• WRITTEN EXERCISE
Pictures aside, quote the whole listing exactly.
** Begin RECORD EXCERPTS **
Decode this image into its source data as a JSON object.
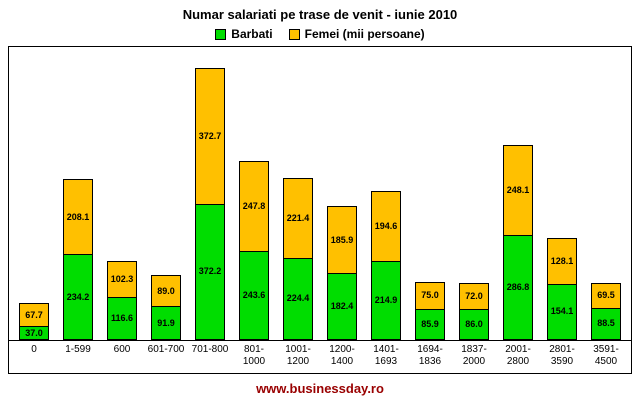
{
  "title": "Numar salariati pe trase de venit - iunie 2010",
  "footer": {
    "text": "www.businessday.ro",
    "color": "#990000"
  },
  "legend": {
    "items": [
      {
        "label": "Barbati",
        "color": "#00DD00"
      },
      {
        "label": "Femei (mii persoane)",
        "color": "#FFC000"
      }
    ]
  },
  "colors": {
    "barbati": "#00DD00",
    "femei": "#FFC000",
    "bar_border": "#000000"
  },
  "chart_data": {
    "type": "bar",
    "stacked": true,
    "title": "Numar salariati pe trase de venit - iunie 2010",
    "xlabel": "",
    "ylabel": "mii persoane",
    "ylim": [
      0,
      800
    ],
    "grid": false,
    "legend_position": "top",
    "categories": [
      "0",
      "1-599",
      "600",
      "601-700",
      "701-800",
      "801-\n1000",
      "1001-\n1200",
      "1200-\n1400",
      "1401-\n1693",
      "1694-\n1836",
      "1837-\n2000",
      "2001-\n2800",
      "2801-\n3590",
      "3591-\n4500"
    ],
    "series": [
      {
        "name": "Barbati",
        "color": "#00DD00",
        "values": [
          37.0,
          234.2,
          116.6,
          91.9,
          372.2,
          243.6,
          224.4,
          182.4,
          214.9,
          85.9,
          86.0,
          286.8,
          154.1,
          88.5
        ]
      },
      {
        "name": "Femei",
        "color": "#FFC000",
        "values": [
          67.7,
          208.1,
          102.3,
          89.0,
          372.7,
          247.8,
          221.4,
          185.9,
          194.6,
          75.0,
          72.0,
          248.1,
          128.1,
          69.5
        ]
      }
    ]
  }
}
** End RECORD EXCERPTS **
• ANSWER TO THIS PROBLEM
Decode this image into its source data as a JSON object.
{
  "title": "Numar salariati pe trase de venit - iunie 2010",
  "footer": {
    "text": "www.businessday.ro",
    "color": "#990000"
  },
  "legend": {
    "items": [
      {
        "label": "Barbati",
        "color": "#00DD00"
      },
      {
        "label": "Femei (mii persoane)",
        "color": "#FFC000"
      }
    ]
  },
  "colors": {
    "barbati": "#00DD00",
    "femei": "#FFC000",
    "bar_border": "#000000"
  },
  "chart_data": {
    "type": "bar",
    "stacked": true,
    "title": "Numar salariati pe trase de venit - iunie 2010",
    "xlabel": "",
    "ylabel": "mii persoane",
    "ylim": [
      0,
      800
    ],
    "grid": false,
    "legend_position": "top",
    "categories": [
      "0",
      "1-599",
      "600",
      "601-700",
      "701-800",
      "801-\n1000",
      "1001-\n1200",
      "1200-\n1400",
      "1401-\n1693",
      "1694-\n1836",
      "1837-\n2000",
      "2001-\n2800",
      "2801-\n3590",
      "3591-\n4500"
    ],
    "series": [
      {
        "name": "Barbati",
        "color": "#00DD00",
        "values": [
          37.0,
          234.2,
          116.6,
          91.9,
          372.2,
          243.6,
          224.4,
          182.4,
          214.9,
          85.9,
          86.0,
          286.8,
          154.1,
          88.5
        ]
      },
      {
        "name": "Femei",
        "color": "#FFC000",
        "values": [
          67.7,
          208.1,
          102.3,
          89.0,
          372.7,
          247.8,
          221.4,
          185.9,
          194.6,
          75.0,
          72.0,
          248.1,
          128.1,
          69.5
        ]
      }
    ]
  }
}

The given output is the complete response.